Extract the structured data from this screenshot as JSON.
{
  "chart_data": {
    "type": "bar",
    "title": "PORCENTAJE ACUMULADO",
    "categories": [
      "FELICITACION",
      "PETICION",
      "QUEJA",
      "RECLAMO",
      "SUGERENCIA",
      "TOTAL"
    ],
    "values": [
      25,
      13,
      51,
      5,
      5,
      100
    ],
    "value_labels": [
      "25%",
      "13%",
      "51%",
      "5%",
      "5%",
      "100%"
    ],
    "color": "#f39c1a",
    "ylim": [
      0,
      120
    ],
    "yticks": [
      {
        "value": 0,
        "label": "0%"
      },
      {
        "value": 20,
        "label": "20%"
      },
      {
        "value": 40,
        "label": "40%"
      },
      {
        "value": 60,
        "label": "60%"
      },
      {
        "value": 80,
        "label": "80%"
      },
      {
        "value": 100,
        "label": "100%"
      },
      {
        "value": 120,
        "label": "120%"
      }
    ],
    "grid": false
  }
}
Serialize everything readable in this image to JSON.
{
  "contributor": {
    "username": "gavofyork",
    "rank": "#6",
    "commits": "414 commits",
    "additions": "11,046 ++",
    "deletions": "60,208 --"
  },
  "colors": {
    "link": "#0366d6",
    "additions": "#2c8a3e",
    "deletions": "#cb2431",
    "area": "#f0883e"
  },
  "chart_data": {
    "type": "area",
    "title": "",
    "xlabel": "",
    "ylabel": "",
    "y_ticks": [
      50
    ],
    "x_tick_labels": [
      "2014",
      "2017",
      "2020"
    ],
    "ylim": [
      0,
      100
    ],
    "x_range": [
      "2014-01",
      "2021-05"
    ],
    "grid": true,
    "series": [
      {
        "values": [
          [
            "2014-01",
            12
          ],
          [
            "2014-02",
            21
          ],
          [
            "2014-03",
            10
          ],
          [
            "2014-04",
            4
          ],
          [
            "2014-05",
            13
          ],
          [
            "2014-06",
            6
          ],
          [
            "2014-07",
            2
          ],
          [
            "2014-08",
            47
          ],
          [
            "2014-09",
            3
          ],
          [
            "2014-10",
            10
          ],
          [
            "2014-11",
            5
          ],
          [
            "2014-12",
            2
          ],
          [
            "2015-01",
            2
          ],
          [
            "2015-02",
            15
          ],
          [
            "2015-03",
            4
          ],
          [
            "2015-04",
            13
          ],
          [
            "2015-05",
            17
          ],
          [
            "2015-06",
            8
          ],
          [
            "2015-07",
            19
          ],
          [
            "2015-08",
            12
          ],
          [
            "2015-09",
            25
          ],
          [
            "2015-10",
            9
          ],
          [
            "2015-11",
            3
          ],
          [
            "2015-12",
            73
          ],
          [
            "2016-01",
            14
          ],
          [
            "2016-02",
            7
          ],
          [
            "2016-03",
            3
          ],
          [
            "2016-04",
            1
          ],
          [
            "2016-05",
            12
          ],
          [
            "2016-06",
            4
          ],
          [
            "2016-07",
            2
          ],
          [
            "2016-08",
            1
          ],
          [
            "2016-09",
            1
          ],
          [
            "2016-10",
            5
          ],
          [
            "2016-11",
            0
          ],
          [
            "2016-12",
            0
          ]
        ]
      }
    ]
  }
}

=====

- _TASK REQUIREMENTS_:
Each line of the listing should be echoed back exactly.

- _OUTPUT FOR THIS TASK_:
Extract the structured data from this screenshot as JSON.
{
  "chart_data": {
    "type": "bar",
    "title": "PORCENTAJE ACUMULADO",
    "categories": [
      "FELICITACION",
      "PETICION",
      "QUEJA",
      "RECLAMO",
      "SUGERENCIA",
      "TOTAL"
    ],
    "values": [
      25,
      13,
      51,
      5,
      5,
      100
    ],
    "value_labels": [
      "25%",
      "13%",
      "51%",
      "5%",
      "5%",
      "100%"
    ],
    "color": "#f39c1a",
    "ylim": [
      0,
      120
    ],
    "yticks": [
      {
        "value": 0,
        "label": "0%"
      },
      {
        "value": 20,
        "label": "20%"
      },
      {
        "value": 40,
        "label": "40%"
      },
      {
        "value": 60,
        "label": "60%"
      },
      {
        "value": 80,
        "label": "80%"
      },
      {
        "value": 100,
        "label": "100%"
      },
      {
        "value": 120,
        "label": "120%"
      }
    ],
    "grid": false
  }
}
Serialize everything readable in this image to JSON.
{
  "contributor": {
    "username": "gavofyork",
    "rank": "#6",
    "commits": "414 commits",
    "additions": "11,046 ++",
    "deletions": "60,208 --"
  },
  "colors": {
    "link": "#0366d6",
    "additions": "#2c8a3e",
    "deletions": "#cb2431",
    "area": "#f0883e"
  },
  "chart_data": {
    "type": "area",
    "title": "",
    "xlabel": "",
    "ylabel": "",
    "y_ticks": [
      50
    ],
    "x_tick_labels": [
      "2014",
      "2017",
      "2020"
    ],
    "ylim": [
      0,
      100
    ],
    "x_range": [
      "2014-01",
      "2021-05"
    ],
    "grid": true,
    "series": [
      {
        "values": [
          [
            "2014-01",
            12
          ],
          [
            "2014-02",
            21
          ],
          [
            "2014-03",
            10
          ],
          [
            "2014-04",
            4
          ],
          [
            "2014-05",
            13
          ],
          [
            "2014-06",
            6
          ],
          [
            "2014-07",
            2
          ],
          [
            "2014-08",
            47
          ],
          [
            "2014-09",
            3
          ],
          [
            "2014-10",
            10
          ],
          [
            "2014-11",
            5
          ],
          [
            "2014-12",
            2
          ],
          [
            "2015-01",
            2
          ],
          [
            "2015-02",
            15
          ],
          [
            "2015-03",
            4
          ],
          [
            "2015-04",
            13
          ],
          [
            "2015-05",
            17
          ],
          [
            "2015-06",
            8
          ],
          [
            "2015-07",
            19
          ],
          [
            "2015-08",
            12
          ],
          [
            "2015-09",
            25
          ],
          [
            "2015-10",
            9
          ],
          [
            "2015-11",
            3
          ],
          [
            "2015-12",
            73
          ],
          [
            "2016-01",
            14
          ],
          [
            "2016-02",
            7
          ],
          [
            "2016-03",
            3
          ],
          [
            "2016-04",
            1
          ],
          [
            "2016-05",
            12
          ],
          [
            "2016-06",
            4
          ],
          [
            "2016-07",
            2
          ],
          [
            "2016-08",
            1
          ],
          [
            "2016-09",
            1
          ],
          [
            "2016-10",
            5
          ],
          [
            "2016-11",
            0
          ],
          [
            "2016-12",
            0
          ]
        ]
      }
    ]
  }
}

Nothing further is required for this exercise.